Quote the entries that follow exactly, leaving none out.

Input records =>
============================================================

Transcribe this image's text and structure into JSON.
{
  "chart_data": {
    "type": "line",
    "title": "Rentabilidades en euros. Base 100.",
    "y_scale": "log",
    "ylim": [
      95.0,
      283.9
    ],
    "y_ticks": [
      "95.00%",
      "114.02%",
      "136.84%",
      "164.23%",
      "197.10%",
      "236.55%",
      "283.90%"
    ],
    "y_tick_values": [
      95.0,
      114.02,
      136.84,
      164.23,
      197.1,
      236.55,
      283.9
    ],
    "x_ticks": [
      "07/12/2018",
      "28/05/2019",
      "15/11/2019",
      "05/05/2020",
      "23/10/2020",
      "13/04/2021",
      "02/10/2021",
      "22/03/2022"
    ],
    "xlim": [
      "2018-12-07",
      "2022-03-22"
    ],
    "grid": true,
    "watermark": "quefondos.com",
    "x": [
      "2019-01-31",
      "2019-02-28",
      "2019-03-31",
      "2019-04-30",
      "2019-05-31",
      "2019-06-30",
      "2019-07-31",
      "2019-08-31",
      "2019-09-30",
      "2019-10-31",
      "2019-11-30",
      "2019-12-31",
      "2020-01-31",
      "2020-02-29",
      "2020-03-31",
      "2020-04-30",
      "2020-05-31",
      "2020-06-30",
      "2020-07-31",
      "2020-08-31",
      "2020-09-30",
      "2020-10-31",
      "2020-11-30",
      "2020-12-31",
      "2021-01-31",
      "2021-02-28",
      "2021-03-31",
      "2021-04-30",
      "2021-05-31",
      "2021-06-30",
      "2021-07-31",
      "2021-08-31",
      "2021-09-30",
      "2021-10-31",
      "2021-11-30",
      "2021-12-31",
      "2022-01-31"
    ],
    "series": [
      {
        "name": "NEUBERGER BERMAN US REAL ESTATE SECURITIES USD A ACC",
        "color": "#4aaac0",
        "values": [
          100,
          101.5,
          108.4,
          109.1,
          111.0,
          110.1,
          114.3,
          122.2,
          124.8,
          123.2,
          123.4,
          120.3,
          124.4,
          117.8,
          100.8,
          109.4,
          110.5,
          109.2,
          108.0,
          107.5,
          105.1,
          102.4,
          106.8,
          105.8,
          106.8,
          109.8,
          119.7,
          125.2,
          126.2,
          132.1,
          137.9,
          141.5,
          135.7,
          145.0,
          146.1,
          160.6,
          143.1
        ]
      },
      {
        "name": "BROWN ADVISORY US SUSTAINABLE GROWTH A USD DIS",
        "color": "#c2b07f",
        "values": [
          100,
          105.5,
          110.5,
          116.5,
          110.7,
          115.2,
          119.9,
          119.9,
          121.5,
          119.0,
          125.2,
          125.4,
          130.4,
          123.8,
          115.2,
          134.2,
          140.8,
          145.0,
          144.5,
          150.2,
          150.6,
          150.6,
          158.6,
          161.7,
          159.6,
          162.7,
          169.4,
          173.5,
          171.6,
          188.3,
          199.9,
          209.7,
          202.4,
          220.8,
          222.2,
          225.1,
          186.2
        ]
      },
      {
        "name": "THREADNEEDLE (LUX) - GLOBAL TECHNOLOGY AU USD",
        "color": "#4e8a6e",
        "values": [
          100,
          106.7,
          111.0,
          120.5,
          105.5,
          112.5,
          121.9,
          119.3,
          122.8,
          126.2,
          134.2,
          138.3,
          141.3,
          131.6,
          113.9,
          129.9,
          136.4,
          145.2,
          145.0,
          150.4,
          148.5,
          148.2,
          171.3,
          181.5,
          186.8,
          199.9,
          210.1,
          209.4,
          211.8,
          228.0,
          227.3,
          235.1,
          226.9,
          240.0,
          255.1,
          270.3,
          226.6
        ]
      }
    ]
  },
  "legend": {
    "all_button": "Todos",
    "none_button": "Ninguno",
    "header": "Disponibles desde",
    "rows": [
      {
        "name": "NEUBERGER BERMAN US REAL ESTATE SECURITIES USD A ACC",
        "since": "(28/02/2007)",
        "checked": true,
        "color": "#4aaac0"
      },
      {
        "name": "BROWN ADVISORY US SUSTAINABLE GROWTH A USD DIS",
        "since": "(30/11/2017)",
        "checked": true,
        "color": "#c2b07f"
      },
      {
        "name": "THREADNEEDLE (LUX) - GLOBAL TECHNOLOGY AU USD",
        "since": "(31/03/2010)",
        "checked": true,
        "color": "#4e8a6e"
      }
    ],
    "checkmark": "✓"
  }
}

============================================================

Output for this exercise =>
Transcribe this image's text and structure into JSON.
{
  "chart_data": {
    "type": "line",
    "title": "Rentabilidades en euros. Base 100.",
    "y_scale": "log",
    "ylim": [
      95.0,
      283.9
    ],
    "y_ticks": [
      "95.00%",
      "114.02%",
      "136.84%",
      "164.23%",
      "197.10%",
      "236.55%",
      "283.90%"
    ],
    "y_tick_values": [
      95.0,
      114.02,
      136.84,
      164.23,
      197.1,
      236.55,
      283.9
    ],
    "x_ticks": [
      "07/12/2018",
      "28/05/2019",
      "15/11/2019",
      "05/05/2020",
      "23/10/2020",
      "13/04/2021",
      "02/10/2021",
      "22/03/2022"
    ],
    "xlim": [
      "2018-12-07",
      "2022-03-22"
    ],
    "grid": true,
    "watermark": "quefondos.com",
    "x": [
      "2019-01-31",
      "2019-02-28",
      "2019-03-31",
      "2019-04-30",
      "2019-05-31",
      "2019-06-30",
      "2019-07-31",
      "2019-08-31",
      "2019-09-30",
      "2019-10-31",
      "2019-11-30",
      "2019-12-31",
      "2020-01-31",
      "2020-02-29",
      "2020-03-31",
      "2020-04-30",
      "2020-05-31",
      "2020-06-30",
      "2020-07-31",
      "2020-08-31",
      "2020-09-30",
      "2020-10-31",
      "2020-11-30",
      "2020-12-31",
      "2021-01-31",
      "2021-02-28",
      "2021-03-31",
      "2021-04-30",
      "2021-05-31",
      "2021-06-30",
      "2021-07-31",
      "2021-08-31",
      "2021-09-30",
      "2021-10-31",
      "2021-11-30",
      "2021-12-31",
      "2022-01-31"
    ],
    "series": [
      {
        "name": "NEUBERGER BERMAN US REAL ESTATE SECURITIES USD A ACC",
        "color": "#4aaac0",
        "values": [
          100,
          101.5,
          108.4,
          109.1,
          111.0,
          110.1,
          114.3,
          122.2,
          124.8,
          123.2,
          123.4,
          120.3,
          124.4,
          117.8,
          100.8,
          109.4,
          110.5,
          109.2,
          108.0,
          107.5,
          105.1,
          102.4,
          106.8,
          105.8,
          106.8,
          109.8,
          119.7,
          125.2,
          126.2,
          132.1,
          137.9,
          141.5,
          135.7,
          145.0,
          146.1,
          160.6,
          143.1
        ]
      },
      {
        "name": "BROWN ADVISORY US SUSTAINABLE GROWTH A USD DIS",
        "color": "#c2b07f",
        "values": [
          100,
          105.5,
          110.5,
          116.5,
          110.7,
          115.2,
          119.9,
          119.9,
          121.5,
          119.0,
          125.2,
          125.4,
          130.4,
          123.8,
          115.2,
          134.2,
          140.8,
          145.0,
          144.5,
          150.2,
          150.6,
          150.6,
          158.6,
          161.7,
          159.6,
          162.7,
          169.4,
          173.5,
          171.6,
          188.3,
          199.9,
          209.7,
          202.4,
          220.8,
          222.2,
          225.1,
          186.2
        ]
      },
      {
        "name": "THREADNEEDLE (LUX) - GLOBAL TECHNOLOGY AU USD",
        "color": "#4e8a6e",
        "values": [
          100,
          106.7,
          111.0,
          120.5,
          105.5,
          112.5,
          121.9,
          119.3,
          122.8,
          126.2,
          134.2,
          138.3,
          141.3,
          131.6,
          113.9,
          129.9,
          136.4,
          145.2,
          145.0,
          150.4,
          148.5,
          148.2,
          171.3,
          181.5,
          186.8,
          199.9,
          210.1,
          209.4,
          211.8,
          228.0,
          227.3,
          235.1,
          226.9,
          240.0,
          255.1,
          270.3,
          226.6
        ]
      }
    ]
  },
  "legend": {
    "all_button": "Todos",
    "none_button": "Ninguno",
    "header": "Disponibles desde",
    "rows": [
      {
        "name": "NEUBERGER BERMAN US REAL ESTATE SECURITIES USD A ACC",
        "since": "(28/02/2007)",
        "checked": true,
        "color": "#4aaac0"
      },
      {
        "name": "BROWN ADVISORY US SUSTAINABLE GROWTH A USD DIS",
        "since": "(30/11/2017)",
        "checked": true,
        "color": "#c2b07f"
      },
      {
        "name": "THREADNEEDLE (LUX) - GLOBAL TECHNOLOGY AU USD",
        "since": "(31/03/2010)",
        "checked": true,
        "color": "#4e8a6e"
      }
    ],
    "checkmark": "✓"
  }
}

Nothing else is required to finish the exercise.